## Directions for this task
Please continue the patent passage on the method for making shaped foamed polymer articles, picking up after its last paragraph.

## Excerpted passage
33. A method according to claim 1, wherein the foaming agent comprises or consists of a polymer shell encapsulating a gas or liquid.

34. (canceled)

35. (canceled)

36. A method according to claim 1, wherein: the foaming agent comprises or consists of a polymer shell encapsulating a gas or liquid; and the temperature of the mould cavity is above a critical onset temperature of the polymer shell which causes the polymer shell to soften and expand, and below the maximum expansion temperature of the polymer shell which causes the polymer shell to burst.

37. (canceled)

38. (canceled)

39. (canceled)

40. (canceled)

41. (canceled)

42. A method according to claim 1, wherein the volume of the mould cavity is kept fixed while the heated foamed polymer composition is fed into the mould cavity and the heated foamed polymer composition is partially foamed when it first enters the mould cavity.

43. A method according to claim 1, wherein the shaped foamed polymer article is a single piece.

44. (canceled)

45. A shaped foamed polymer article obtainable from a method in accordance with claim 1.

46. (canceled)

47. (canceled)

48. (canceled)

49. (canceled)

Description

BRIEF DESCRIPTION OF THE DRAWINGS

[0098] The present invention will now be described more fully hereinafter with reference to the accompanying drawings, in which currently preferred embodiments of the invention are shown. This invention may, however, be embodied in many different forms and should not be construed as limited to the embodiments set forth herein; rather, these embodiments are provided for thoroughness and completeness, and fully convey the scope of the invention to the skilled person. Like reference numerals in the drawings refer to like elements throughout.

## Stored data
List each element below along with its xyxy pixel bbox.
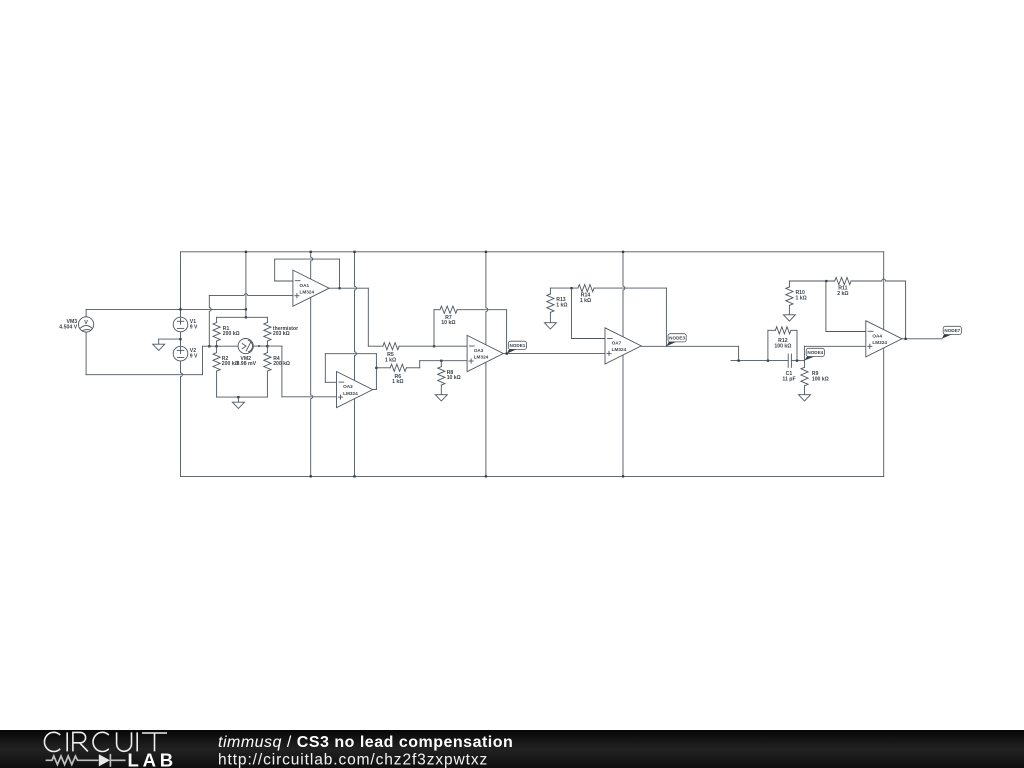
junction bridge top node	[245, 316, 247, 318]
wire OA2 output	[373, 389, 377, 391]
wire bridge feed from top rail	[245, 252, 247, 317]
wire bridge mid-left	[203, 345, 239, 347]
op-amp OA2 power stub top	[355, 252, 357, 381]
svg-text:1 kΩ: 1 kΩ	[796, 296, 807, 302]
voltmeter VM2	[238, 339, 253, 354]
svg-text:0.98 mV: 0.98 mV	[236, 361, 256, 367]
svg-text:http://circuitlab.com/chz2f3zx: http://circuitlab.com/chz2f3zxpwtxz	[218, 752, 488, 768]
thermistor	[266, 317, 268, 322]
svg-text:OA1: OA1	[300, 283, 310, 288]
ground at R8	[435, 395, 447, 401]
wire top supply rail	[181, 251, 884, 253]
resistor R10	[788, 281, 790, 287]
op-amp OA3 power stub bottom	[485, 362, 487, 476]
wire VM2 right to bridge mid-right	[253, 345, 282, 347]
resistor R7	[433, 310, 435, 347]
svg-text:9 V: 9 V	[190, 324, 198, 330]
wire bridge mid-right to OA2 plus	[281, 346, 283, 397]
wire R14 to OA7 output	[665, 288, 667, 346]
svg-text:1 kΩ: 1 kΩ	[556, 303, 567, 309]
svg-text:LM324: LM324	[300, 289, 315, 294]
wire bridge top	[217, 316, 268, 318]
svg-text:200 kΩ: 200 kΩ	[222, 361, 239, 367]
op-amp OA1 power stub top	[311, 252, 313, 279]
wire OA7 minus input	[572, 338, 606, 340]
ground at R10	[783, 315, 795, 321]
junction bridge bottom node	[237, 396, 239, 398]
wire ground stub of V1/V2 midpoint	[159, 338, 181, 340]
node flag NODE4	[804, 357, 814, 361]
wire R13 top to R14	[550, 287, 578, 289]
resistor R12	[767, 330, 769, 360]
resistor R11	[835, 277, 851, 284]
svg-text:VM3: VM3	[67, 319, 78, 325]
wire V1-V2 junction segment	[180, 332, 182, 347]
junction VM3 wire at bridge feed	[245, 308, 247, 310]
wire left rail V1 top	[180, 252, 182, 317]
svg-text:200 kΩ: 200 kΩ	[223, 331, 240, 337]
svg-text:LM324: LM324	[343, 391, 358, 396]
wire bottom supply rail	[181, 475, 884, 477]
svg-text:OA3: OA3	[474, 348, 484, 353]
resistor R8	[440, 361, 442, 367]
op-amp OA3 power stub top	[486, 252, 488, 345]
svg-text:100 kΩ: 100 kΩ	[774, 343, 791, 349]
resistor R13	[549, 288, 551, 294]
svg-text:LM324: LM324	[474, 355, 489, 360]
junction VM3 wire at V1 rail	[179, 308, 181, 310]
junction OA2 output-R6 node	[375, 367, 377, 369]
svg-text:11 pF: 11 pF	[782, 376, 795, 382]
wire OA1 output	[329, 287, 368, 289]
voltage source V2	[173, 346, 188, 361]
junction bridge feed at top rail	[245, 251, 247, 253]
resistor R14	[578, 285, 594, 292]
junction OA1 plus tap	[208, 345, 210, 347]
voltmeter VM3	[79, 317, 94, 332]
svg-text:LAB: LAB	[128, 749, 177, 768]
junction R1-R2 node	[215, 345, 217, 347]
wire right rail lower (OA4 V-)	[883, 348, 885, 477]
op-amp OA7	[605, 328, 641, 364]
svg-text:1 kΩ: 1 kΩ	[392, 379, 403, 385]
svg-text:2 kΩ: 2 kΩ	[837, 291, 848, 297]
capacitor C1	[787, 354, 789, 367]
junction R7-output node	[506, 353, 508, 355]
wire R5 to OA3 minus	[434, 345, 467, 347]
wire OA4 output	[902, 338, 942, 340]
wire VM3 minus to bridge left node	[85, 332, 87, 375]
op-amp OA7 power stub bottom	[622, 355, 624, 476]
CircuitLab logo resistor-diode glyph	[46, 754, 126, 767]
op-amp OA4	[866, 321, 902, 357]
bottom bar background	[0, 730, 1024, 768]
svg-text:10 kΩ: 10 kΩ	[441, 320, 455, 326]
svg-text:OA7: OA7	[612, 341, 622, 346]
svg-text:timmusq / CS3 no lead compensa: timmusq / CS3 no lead compensation	[218, 734, 513, 751]
junction V1-V2 midpoint	[179, 338, 181, 340]
svg-text:1 kΩ: 1 kΩ	[580, 298, 591, 304]
svg-text:LM324: LM324	[612, 347, 627, 352]
svg-text:LM324: LM324	[872, 340, 887, 345]
wire NODE4 riser to OA4 plus	[803, 346, 805, 360]
wire OA1 feedback	[275, 280, 293, 282]
resistor R6	[376, 367, 390, 369]
junction thermistor-R4 node	[266, 345, 268, 347]
op-amp OA2	[337, 372, 373, 408]
svg-text:4.504 V: 4.504 V	[59, 325, 77, 331]
wire OA4 minus input	[826, 331, 866, 333]
junction R8 tap	[440, 360, 442, 362]
svg-text:9 V: 9 V	[190, 354, 198, 360]
resistor R9	[804, 361, 806, 368]
wire R11 to OA4 output	[905, 281, 907, 339]
svg-text:NODE1: NODE1	[509, 343, 525, 348]
junction R12 right	[796, 360, 798, 362]
ground at V1/V2 midpoint	[153, 344, 165, 350]
wire V2 bottom to rail	[181, 361, 183, 476]
op-amp OA1 power stub bottom	[311, 297, 313, 476]
wire R6 jog to OA3 plus	[420, 360, 467, 362]
ground at bridge bottom	[232, 402, 244, 408]
op-amp OA7 power stub top	[623, 252, 625, 337]
wire right rail upper (OA4 V+)	[883, 252, 885, 330]
CircuitLab logo wordmark	[44, 732, 167, 751]
resistor R4	[266, 346, 268, 353]
junction OA7 jog	[738, 360, 740, 362]
svg-text:V2: V2	[190, 348, 196, 354]
svg-text:V1: V1	[190, 319, 196, 325]
resistor R2	[216, 346, 218, 352]
node flag NODE7	[942, 335, 952, 339]
wire C1 node segment	[731, 360, 788, 362]
voltage source V1	[173, 317, 188, 332]
wire VM3 plus to rail	[85, 309, 87, 316]
junction R5-R7 node	[433, 345, 435, 347]
wire OA3 output to OA7 plus	[503, 353, 605, 355]
node flag NODE1	[507, 349, 517, 353]
wire OA2 feedback loop	[325, 381, 336, 383]
svg-text:OA2: OA2	[343, 384, 353, 389]
svg-text:NODE3: NODE3	[669, 336, 685, 341]
op-amp OA2 power stub bottom	[354, 398, 356, 476]
svg-text:NODE7: NODE7	[944, 328, 960, 333]
svg-text:NODE4: NODE4	[807, 350, 823, 355]
op-amp OA1	[293, 270, 329, 306]
wire OA7 output	[641, 345, 738, 347]
wire bridge ground stub	[237, 397, 239, 402]
wire OA1 plus input	[209, 294, 293, 296]
resistor R5	[368, 345, 383, 347]
op-amp OA3	[467, 335, 503, 371]
node flag NODE3	[666, 342, 676, 346]
svg-text:1 kΩ: 1 kΩ	[385, 358, 396, 364]
wire R10 to R11	[789, 280, 834, 282]
svg-text:OA4: OA4	[872, 333, 882, 338]
junction OA1 feedback-output	[338, 287, 340, 289]
ground at R13	[544, 323, 556, 329]
wire bridge bottom	[217, 396, 268, 398]
junction R13-R14 node	[570, 287, 572, 289]
ground at R9	[799, 395, 811, 401]
svg-text:203 kΩ: 203 kΩ	[273, 331, 290, 337]
junction R11-output node	[905, 338, 907, 340]
junction R12 left	[767, 360, 769, 362]
junction R10-R11 node	[825, 280, 827, 282]
svg-text:10 kΩ: 10 kΩ	[447, 375, 461, 381]
resistor R1	[216, 317, 218, 322]
svg-text:100 kΩ: 100 kΩ	[812, 376, 829, 382]
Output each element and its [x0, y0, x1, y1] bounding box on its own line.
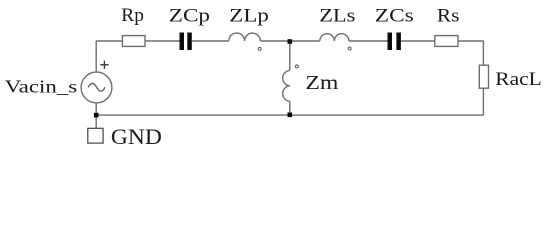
svg-text:Rp: Rp: [121, 5, 144, 26]
svg-text:ZCs: ZCs: [375, 5, 414, 26]
svg-text:RacL: RacL: [495, 69, 541, 90]
svg-text:ZLs: ZLs: [319, 5, 355, 26]
svg-text:Zm: Zm: [305, 71, 338, 94]
svg-text:ZCp: ZCp: [169, 4, 210, 26]
svg-text:Rs: Rs: [437, 5, 460, 26]
svg-text:Vacin_s: Vacin_s: [5, 78, 77, 97]
svg-text:ZLp: ZLp: [229, 4, 269, 26]
svg-text:GND: GND: [111, 125, 162, 149]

## Task response
[0099] Additionally, variations to the disclosed embodiments can be understood and effectuated by the skilled person in practicing the claimed invention, from a study of the drawings, the disclosure, and the appended claims. In the claims, the word comprising does not exclude other elements or steps, and the indefinite article a or an does not exclude a plurality. The mere fact that certain features are recited in mutually different dependent claims does not indicate that a combination of these features cannot be used to advantage.

[0100] FIG. 1 shows a process flow chart in accordance with the present invention

[0101] FIG. 2 shows a cross section of an example mould tool and how it is moved relative to an extruder during the moulding cycle in accordance with the present invention.

[0102] FIG. 3 shows a mould station architecture in accordance with the present invention.

[0103] FIG. 4 shows a plan view of a rotary carousel which holds multiple mould stations of a construction described in FIG. 3.

[0104] FIG. 5 shows a cross section of an example plate mould cavity used to describe the flow length ratio.

[0105] FIG. 6 shows the cross section of a radome structure made from a polymer foam which can be made in accordance with the present invention and a mould tool architecture to mould the radome in accordance with the present invention.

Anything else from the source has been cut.